— Start Material for the task —

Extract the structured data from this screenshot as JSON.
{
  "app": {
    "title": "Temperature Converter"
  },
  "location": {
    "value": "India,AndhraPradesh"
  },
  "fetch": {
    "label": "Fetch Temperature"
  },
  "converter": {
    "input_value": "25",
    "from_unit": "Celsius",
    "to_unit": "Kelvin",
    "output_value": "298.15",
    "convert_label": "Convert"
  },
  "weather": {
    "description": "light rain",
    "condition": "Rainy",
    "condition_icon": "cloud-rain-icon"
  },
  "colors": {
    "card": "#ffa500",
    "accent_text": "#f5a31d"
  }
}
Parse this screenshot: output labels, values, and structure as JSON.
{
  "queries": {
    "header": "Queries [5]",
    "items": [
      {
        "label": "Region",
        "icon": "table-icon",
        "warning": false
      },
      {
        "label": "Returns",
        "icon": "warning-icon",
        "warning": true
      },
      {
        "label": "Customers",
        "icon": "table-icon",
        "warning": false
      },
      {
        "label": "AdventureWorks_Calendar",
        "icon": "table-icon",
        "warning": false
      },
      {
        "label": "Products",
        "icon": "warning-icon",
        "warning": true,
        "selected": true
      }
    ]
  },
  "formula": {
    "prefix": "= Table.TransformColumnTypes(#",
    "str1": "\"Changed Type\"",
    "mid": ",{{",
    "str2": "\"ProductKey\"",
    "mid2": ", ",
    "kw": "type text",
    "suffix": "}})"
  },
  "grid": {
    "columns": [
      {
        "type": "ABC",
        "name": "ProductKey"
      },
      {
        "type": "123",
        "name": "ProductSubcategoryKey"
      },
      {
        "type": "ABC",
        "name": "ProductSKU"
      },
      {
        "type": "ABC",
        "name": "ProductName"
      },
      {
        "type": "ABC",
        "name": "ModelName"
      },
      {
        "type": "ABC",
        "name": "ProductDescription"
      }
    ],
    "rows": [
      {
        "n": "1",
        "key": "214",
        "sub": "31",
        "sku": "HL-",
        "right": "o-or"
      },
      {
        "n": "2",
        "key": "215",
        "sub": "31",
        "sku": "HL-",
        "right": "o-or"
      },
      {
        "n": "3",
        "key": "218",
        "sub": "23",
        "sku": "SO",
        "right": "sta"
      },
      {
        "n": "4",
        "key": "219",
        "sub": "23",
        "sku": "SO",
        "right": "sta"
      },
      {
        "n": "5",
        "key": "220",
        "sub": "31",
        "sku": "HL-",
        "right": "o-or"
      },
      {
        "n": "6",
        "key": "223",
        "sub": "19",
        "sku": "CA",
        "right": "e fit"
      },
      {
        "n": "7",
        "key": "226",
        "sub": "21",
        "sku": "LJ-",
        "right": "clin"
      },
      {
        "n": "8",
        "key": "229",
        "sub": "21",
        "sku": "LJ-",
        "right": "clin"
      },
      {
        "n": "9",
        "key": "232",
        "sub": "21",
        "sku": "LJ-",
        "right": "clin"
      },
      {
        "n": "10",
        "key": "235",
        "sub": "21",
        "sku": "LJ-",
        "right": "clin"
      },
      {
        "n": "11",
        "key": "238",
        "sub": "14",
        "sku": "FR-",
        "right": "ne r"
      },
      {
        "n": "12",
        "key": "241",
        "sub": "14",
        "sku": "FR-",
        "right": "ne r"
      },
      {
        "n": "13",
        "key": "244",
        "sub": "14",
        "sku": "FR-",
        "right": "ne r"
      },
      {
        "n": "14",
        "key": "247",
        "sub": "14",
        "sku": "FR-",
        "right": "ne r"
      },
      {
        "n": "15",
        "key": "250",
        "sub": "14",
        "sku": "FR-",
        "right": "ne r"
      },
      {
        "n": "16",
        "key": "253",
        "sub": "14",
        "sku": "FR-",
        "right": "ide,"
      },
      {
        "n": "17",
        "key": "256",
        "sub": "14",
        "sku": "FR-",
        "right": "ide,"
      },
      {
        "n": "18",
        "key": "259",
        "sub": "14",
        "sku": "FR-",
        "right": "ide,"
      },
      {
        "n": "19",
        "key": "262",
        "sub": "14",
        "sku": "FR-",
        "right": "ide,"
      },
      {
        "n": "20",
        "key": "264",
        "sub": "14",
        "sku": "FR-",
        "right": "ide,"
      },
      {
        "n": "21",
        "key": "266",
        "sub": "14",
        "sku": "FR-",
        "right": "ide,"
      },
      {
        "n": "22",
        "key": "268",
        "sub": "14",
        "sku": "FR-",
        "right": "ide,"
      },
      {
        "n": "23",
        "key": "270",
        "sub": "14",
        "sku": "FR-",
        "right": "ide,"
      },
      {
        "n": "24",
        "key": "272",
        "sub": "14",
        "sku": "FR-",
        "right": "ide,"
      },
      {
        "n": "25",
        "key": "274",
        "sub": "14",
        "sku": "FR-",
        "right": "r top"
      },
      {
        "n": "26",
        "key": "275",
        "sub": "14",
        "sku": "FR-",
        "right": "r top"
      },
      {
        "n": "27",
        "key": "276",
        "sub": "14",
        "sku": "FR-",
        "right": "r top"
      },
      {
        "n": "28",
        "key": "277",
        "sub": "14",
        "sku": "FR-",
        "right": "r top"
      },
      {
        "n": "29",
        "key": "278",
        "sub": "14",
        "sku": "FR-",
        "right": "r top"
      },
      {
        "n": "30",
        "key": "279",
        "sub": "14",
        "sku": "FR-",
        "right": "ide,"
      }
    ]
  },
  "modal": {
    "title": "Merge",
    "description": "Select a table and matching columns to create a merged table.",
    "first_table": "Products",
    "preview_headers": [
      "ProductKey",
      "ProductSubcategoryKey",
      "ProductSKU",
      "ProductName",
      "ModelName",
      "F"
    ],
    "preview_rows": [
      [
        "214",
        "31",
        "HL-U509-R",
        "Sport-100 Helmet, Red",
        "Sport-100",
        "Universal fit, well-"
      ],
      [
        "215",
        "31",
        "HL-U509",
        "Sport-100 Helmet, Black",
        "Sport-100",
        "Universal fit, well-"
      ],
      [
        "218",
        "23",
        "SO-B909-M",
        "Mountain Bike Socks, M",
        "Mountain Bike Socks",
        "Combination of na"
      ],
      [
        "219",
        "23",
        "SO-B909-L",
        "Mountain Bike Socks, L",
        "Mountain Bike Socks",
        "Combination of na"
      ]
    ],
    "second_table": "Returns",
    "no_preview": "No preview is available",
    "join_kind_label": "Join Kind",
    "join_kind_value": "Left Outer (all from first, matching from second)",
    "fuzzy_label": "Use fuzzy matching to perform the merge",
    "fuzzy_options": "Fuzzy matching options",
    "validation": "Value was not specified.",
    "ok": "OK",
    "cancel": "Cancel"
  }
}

— End Material for the task —

_Problem to solve:_ Retype the whole listing, matching it exactly.

_Result of the task:_
Extract the structured data from this screenshot as JSON.
{
  "app": {
    "title": "Temperature Converter"
  },
  "location": {
    "value": "India,AndhraPradesh"
  },
  "fetch": {
    "label": "Fetch Temperature"
  },
  "converter": {
    "input_value": "25",
    "from_unit": "Celsius",
    "to_unit": "Kelvin",
    "output_value": "298.15",
    "convert_label": "Convert"
  },
  "weather": {
    "description": "light rain",
    "condition": "Rainy",
    "condition_icon": "cloud-rain-icon"
  },
  "colors": {
    "card": "#ffa500",
    "accent_text": "#f5a31d"
  }
}
Parse this screenshot: output labels, values, and structure as JSON.
{
  "queries": {
    "header": "Queries [5]",
    "items": [
      {
        "label": "Region",
        "icon": "table-icon",
        "warning": false
      },
      {
        "label": "Returns",
        "icon": "warning-icon",
        "warning": true
      },
      {
        "label": "Customers",
        "icon": "table-icon",
        "warning": false
      },
      {
        "label": "AdventureWorks_Calendar",
        "icon": "table-icon",
        "warning": false
      },
      {
        "label": "Products",
        "icon": "warning-icon",
        "warning": true,
        "selected": true
      }
    ]
  },
  "formula": {
    "prefix": "= Table.TransformColumnTypes(#",
    "str1": "\"Changed Type\"",
    "mid": ",{{",
    "str2": "\"ProductKey\"",
    "mid2": ", ",
    "kw": "type text",
    "suffix": "}})"
  },
  "grid": {
    "columns": [
      {
        "type": "ABC",
        "name": "ProductKey"
      },
      {
        "type": "123",
        "name": "ProductSubcategoryKey"
      },
      {
        "type": "ABC",
        "name": "ProductSKU"
      },
      {
        "type": "ABC",
        "name": "ProductName"
      },
      {
        "type": "ABC",
        "name": "ModelName"
      },
      {
        "type": "ABC",
        "name": "ProductDescription"
      }
    ],
    "rows": [
      {
        "n": "1",
        "key": "214",
        "sub": "31",
        "sku": "HL-",
        "right": "o-or"
      },
      {
        "n": "2",
        "key": "215",
        "sub": "31",
        "sku": "HL-",
        "right": "o-or"
      },
      {
        "n": "3",
        "key": "218",
        "sub": "23",
        "sku": "SO",
        "right": "sta"
      },
      {
        "n": "4",
        "key": "219",
        "sub": "23",
        "sku": "SO",
        "right": "sta"
      },
      {
        "n": "5",
        "key": "220",
        "sub": "31",
        "sku": "HL-",
        "right": "o-or"
      },
      {
        "n": "6",
        "key": "223",
        "sub": "19",
        "sku": "CA",
        "right": "e fit"
      },
      {
        "n": "7",
        "key": "226",
        "sub": "21",
        "sku": "LJ-",
        "right": "clin"
      },
      {
        "n": "8",
        "key": "229",
        "sub": "21",
        "sku": "LJ-",
        "right": "clin"
      },
      {
        "n": "9",
        "key": "232",
        "sub": "21",
        "sku": "LJ-",
        "right": "clin"
      },
      {
        "n": "10",
        "key": "235",
        "sub": "21",
        "sku": "LJ-",
        "right": "clin"
      },
      {
        "n": "11",
        "key": "238",
        "sub": "14",
        "sku": "FR-",
        "right": "ne r"
      },
      {
        "n": "12",
        "key": "241",
        "sub": "14",
        "sku": "FR-",
        "right": "ne r"
      },
      {
        "n": "13",
        "key": "244",
        "sub": "14",
        "sku": "FR-",
        "right": "ne r"
      },
      {
        "n": "14",
        "key": "247",
        "sub": "14",
        "sku": "FR-",
        "right": "ne r"
      },
      {
        "n": "15",
        "key": "250",
        "sub": "14",
        "sku": "FR-",
        "right": "ne r"
      },
      {
        "n": "16",
        "key": "253",
        "sub": "14",
        "sku": "FR-",
        "right": "ide,"
      },
      {
        "n": "17",
        "key": "256",
        "sub": "14",
        "sku": "FR-",
        "right": "ide,"
      },
      {
        "n": "18",
        "key": "259",
        "sub": "14",
        "sku": "FR-",
        "right": "ide,"
      },
      {
        "n": "19",
        "key": "262",
        "sub": "14",
        "sku": "FR-",
        "right": "ide,"
      },
      {
        "n": "20",
        "key": "264",
        "sub": "14",
        "sku": "FR-",
        "right": "ide,"
      },
      {
        "n": "21",
        "key": "266",
        "sub": "14",
        "sku": "FR-",
        "right": "ide,"
      },
      {
        "n": "22",
        "key": "268",
        "sub": "14",
        "sku": "FR-",
        "right": "ide,"
      },
      {
        "n": "23",
        "key": "270",
        "sub": "14",
        "sku": "FR-",
        "right": "ide,"
      },
      {
        "n": "24",
        "key": "272",
        "sub": "14",
        "sku": "FR-",
        "right": "ide,"
      },
      {
        "n": "25",
        "key": "274",
        "sub": "14",
        "sku": "FR-",
        "right": "r top"
      },
      {
        "n": "26",
        "key": "275",
        "sub": "14",
        "sku": "FR-",
        "right": "r top"
      },
      {
        "n": "27",
        "key": "276",
        "sub": "14",
        "sku": "FR-",
        "right": "r top"
      },
      {
        "n": "28",
        "key": "277",
        "sub": "14",
        "sku": "FR-",
        "right": "r top"
      },
      {
        "n": "29",
        "key": "278",
        "sub": "14",
        "sku": "FR-",
        "right": "r top"
      },
      {
        "n": "30",
        "key": "279",
        "sub": "14",
        "sku": "FR-",
        "right": "ide,"
      }
    ]
  },
  "modal": {
    "title": "Merge",
    "description": "Select a table and matching columns to create a merged table.",
    "first_table": "Products",
    "preview_headers": [
      "ProductKey",
      "ProductSubcategoryKey",
      "ProductSKU",
      "ProductName",
      "ModelName",
      "F"
    ],
    "preview_rows": [
      [
        "214",
        "31",
        "HL-U509-R",
        "Sport-100 Helmet, Red",
        "Sport-100",
        "Universal fit, well-"
      ],
      [
        "215",
        "31",
        "HL-U509",
        "Sport-100 Helmet, Black",
        "Sport-100",
        "Universal fit, well-"
      ],
      [
        "218",
        "23",
        "SO-B909-M",
        "Mountain Bike Socks, M",
        "Mountain Bike Socks",
        "Combination of na"
      ],
      [
        "219",
        "23",
        "SO-B909-L",
        "Mountain Bike Socks, L",
        "Mountain Bike Socks",
        "Combination of na"
      ]
    ],
    "second_table": "Returns",
    "no_preview": "No preview is available",
    "join_kind_label": "Join Kind",
    "join_kind_value": "Left Outer (all from first, matching from second)",
    "fuzzy_label": "Use fuzzy matching to perform the merge",
    "fuzzy_options": "Fuzzy matching options",
    "validation": "Value was not specified.",
    "ok": "OK",
    "cancel": "Cancel"
  }
}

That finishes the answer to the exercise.